INSTRUCTIONS FOR THE TASK
Scan the material for the word "Measures", and copy each line where it shows up.

RECORDED INFORMATION
************
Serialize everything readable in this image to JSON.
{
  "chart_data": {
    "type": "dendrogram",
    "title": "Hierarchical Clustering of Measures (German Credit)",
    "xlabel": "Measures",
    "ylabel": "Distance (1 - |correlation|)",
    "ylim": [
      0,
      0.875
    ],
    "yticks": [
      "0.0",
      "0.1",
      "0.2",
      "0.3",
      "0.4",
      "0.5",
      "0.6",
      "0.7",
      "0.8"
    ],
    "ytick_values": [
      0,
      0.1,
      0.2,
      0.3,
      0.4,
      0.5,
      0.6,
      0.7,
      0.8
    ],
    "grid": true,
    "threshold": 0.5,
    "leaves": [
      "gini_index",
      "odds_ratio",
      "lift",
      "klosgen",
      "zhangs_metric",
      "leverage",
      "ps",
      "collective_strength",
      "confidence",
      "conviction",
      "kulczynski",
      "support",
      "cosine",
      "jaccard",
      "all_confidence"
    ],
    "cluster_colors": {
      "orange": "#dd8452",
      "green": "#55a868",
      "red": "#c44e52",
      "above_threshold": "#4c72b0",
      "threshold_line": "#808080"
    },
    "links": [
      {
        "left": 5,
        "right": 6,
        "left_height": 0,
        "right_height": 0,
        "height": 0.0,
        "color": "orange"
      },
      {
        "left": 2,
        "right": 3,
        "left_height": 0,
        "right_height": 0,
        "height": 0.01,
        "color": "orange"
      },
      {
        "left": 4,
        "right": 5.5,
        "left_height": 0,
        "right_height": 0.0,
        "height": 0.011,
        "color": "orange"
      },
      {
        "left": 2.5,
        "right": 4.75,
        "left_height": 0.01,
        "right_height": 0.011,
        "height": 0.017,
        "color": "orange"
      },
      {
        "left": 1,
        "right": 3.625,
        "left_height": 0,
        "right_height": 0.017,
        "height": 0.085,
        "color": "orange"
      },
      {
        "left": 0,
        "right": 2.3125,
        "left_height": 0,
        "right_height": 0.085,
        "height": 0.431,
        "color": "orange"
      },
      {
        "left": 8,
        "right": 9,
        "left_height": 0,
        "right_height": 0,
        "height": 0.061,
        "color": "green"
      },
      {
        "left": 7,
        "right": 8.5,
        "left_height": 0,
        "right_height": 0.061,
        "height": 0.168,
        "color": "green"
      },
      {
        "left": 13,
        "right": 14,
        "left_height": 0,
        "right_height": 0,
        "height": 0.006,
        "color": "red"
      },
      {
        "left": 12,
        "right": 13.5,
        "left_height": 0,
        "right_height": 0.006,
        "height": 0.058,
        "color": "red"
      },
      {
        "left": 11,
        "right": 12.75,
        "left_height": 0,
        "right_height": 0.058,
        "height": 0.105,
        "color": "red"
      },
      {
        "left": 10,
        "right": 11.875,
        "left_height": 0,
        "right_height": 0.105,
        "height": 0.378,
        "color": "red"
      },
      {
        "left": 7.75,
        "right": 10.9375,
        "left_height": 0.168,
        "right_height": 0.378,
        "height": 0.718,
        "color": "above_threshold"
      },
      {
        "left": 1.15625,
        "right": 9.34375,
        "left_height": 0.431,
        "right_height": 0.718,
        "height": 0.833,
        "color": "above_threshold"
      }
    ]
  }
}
************
CORRECT OUTPUT
    "title": "Hierarchical Clustering of Measures (German Credit)",
    "xlabel": "Measures",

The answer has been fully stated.